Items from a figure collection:
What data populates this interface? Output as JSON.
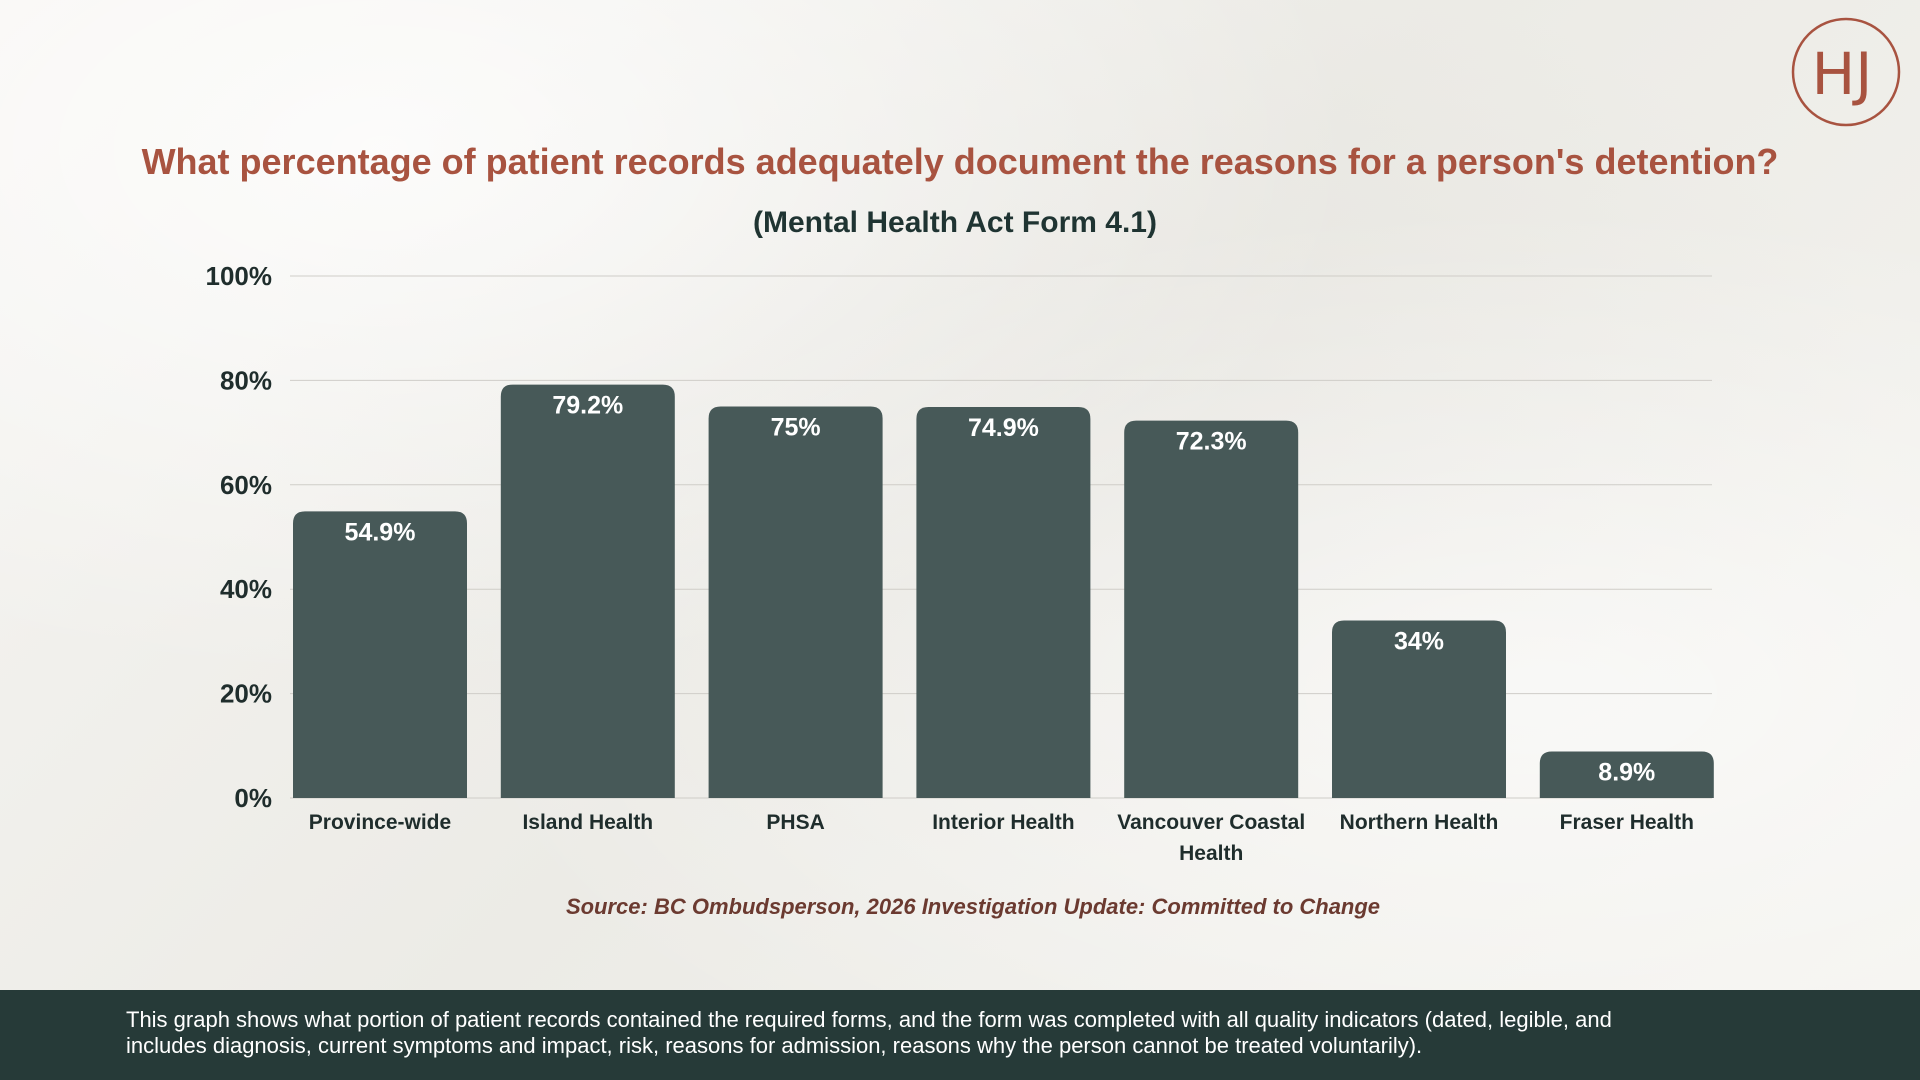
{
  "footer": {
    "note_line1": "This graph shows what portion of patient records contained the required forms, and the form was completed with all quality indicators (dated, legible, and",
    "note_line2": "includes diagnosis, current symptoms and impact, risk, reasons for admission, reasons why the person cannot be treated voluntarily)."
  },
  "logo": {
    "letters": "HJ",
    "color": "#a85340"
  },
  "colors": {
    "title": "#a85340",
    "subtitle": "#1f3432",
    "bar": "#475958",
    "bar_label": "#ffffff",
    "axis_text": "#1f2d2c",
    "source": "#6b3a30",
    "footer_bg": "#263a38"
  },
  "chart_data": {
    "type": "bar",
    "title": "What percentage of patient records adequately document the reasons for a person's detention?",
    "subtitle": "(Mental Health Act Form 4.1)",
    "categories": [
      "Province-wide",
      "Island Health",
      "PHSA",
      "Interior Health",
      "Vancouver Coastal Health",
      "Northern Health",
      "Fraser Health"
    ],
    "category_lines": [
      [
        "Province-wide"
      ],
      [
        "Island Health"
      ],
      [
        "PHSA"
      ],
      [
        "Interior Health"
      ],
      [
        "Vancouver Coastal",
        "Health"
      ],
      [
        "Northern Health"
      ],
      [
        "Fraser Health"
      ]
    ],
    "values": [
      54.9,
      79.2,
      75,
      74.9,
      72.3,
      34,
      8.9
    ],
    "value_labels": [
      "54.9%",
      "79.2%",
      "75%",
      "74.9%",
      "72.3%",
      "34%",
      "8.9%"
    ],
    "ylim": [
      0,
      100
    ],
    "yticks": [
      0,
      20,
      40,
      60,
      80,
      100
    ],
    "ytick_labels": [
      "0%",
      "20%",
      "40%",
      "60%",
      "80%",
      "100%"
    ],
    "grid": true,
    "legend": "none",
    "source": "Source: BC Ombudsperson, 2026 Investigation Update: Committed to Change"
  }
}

--

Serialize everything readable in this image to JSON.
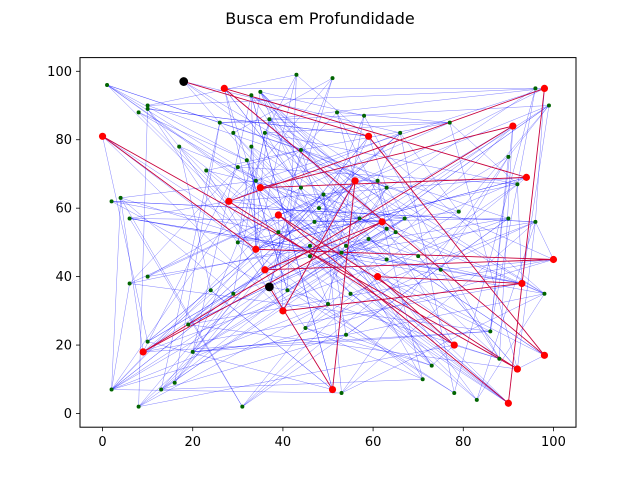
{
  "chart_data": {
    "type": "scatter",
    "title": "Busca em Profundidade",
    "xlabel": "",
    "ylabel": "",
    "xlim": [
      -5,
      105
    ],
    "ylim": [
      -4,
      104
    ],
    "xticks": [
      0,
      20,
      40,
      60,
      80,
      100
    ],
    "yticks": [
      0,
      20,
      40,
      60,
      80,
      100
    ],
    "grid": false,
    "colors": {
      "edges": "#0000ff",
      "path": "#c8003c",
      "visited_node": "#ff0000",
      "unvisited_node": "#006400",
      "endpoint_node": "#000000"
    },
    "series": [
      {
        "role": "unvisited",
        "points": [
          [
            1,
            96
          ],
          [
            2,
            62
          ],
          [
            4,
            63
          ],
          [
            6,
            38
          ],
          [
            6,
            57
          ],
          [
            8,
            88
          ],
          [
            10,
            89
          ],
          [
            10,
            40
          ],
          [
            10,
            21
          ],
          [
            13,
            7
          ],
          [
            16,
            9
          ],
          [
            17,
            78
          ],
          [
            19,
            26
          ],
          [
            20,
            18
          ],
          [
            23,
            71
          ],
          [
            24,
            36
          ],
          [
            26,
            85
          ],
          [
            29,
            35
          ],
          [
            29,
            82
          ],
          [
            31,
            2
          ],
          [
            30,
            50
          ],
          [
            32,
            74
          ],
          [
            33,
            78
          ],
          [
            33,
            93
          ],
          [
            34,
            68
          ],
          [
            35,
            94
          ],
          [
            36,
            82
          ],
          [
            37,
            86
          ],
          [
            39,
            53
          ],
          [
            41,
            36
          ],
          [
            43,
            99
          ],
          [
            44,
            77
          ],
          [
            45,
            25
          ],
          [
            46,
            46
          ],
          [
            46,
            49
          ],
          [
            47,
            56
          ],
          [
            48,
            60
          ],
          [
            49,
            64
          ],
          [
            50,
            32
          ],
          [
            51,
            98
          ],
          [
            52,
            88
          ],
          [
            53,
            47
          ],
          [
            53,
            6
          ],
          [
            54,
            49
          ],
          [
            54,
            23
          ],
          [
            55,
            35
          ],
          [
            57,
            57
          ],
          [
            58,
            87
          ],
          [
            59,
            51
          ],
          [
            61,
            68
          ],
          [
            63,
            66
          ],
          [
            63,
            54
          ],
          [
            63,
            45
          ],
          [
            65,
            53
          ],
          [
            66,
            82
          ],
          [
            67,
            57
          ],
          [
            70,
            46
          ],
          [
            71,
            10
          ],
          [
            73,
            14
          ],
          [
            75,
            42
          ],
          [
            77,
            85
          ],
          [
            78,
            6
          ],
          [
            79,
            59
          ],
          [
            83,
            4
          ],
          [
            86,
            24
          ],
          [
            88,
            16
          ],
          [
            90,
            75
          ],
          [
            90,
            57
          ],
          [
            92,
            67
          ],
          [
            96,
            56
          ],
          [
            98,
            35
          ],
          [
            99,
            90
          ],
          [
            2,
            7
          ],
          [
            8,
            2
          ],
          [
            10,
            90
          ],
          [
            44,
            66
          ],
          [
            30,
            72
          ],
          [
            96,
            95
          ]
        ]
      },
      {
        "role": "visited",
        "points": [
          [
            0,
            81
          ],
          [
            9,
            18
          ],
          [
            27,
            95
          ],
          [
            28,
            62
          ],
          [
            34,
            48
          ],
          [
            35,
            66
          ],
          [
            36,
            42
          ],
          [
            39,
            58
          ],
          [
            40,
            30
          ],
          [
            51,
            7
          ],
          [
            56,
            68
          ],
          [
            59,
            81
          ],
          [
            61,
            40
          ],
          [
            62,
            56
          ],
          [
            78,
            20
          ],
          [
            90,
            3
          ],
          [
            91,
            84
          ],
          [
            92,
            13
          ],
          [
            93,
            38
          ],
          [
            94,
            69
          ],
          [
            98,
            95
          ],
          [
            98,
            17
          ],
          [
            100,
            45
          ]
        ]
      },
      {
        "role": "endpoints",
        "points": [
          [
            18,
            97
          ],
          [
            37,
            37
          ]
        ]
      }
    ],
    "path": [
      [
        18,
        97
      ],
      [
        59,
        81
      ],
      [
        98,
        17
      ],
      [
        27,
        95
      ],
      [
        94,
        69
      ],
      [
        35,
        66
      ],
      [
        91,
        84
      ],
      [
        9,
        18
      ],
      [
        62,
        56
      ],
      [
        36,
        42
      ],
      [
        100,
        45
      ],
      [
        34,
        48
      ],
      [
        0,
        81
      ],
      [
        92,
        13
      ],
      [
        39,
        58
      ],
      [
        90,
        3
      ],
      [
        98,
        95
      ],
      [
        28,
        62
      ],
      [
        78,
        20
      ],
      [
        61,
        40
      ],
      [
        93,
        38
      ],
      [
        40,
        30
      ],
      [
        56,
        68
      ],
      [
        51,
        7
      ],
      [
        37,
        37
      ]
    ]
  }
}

What to do: Go over the entries above and say how many lines hold the string "Health", with no other text.

Written solution: 11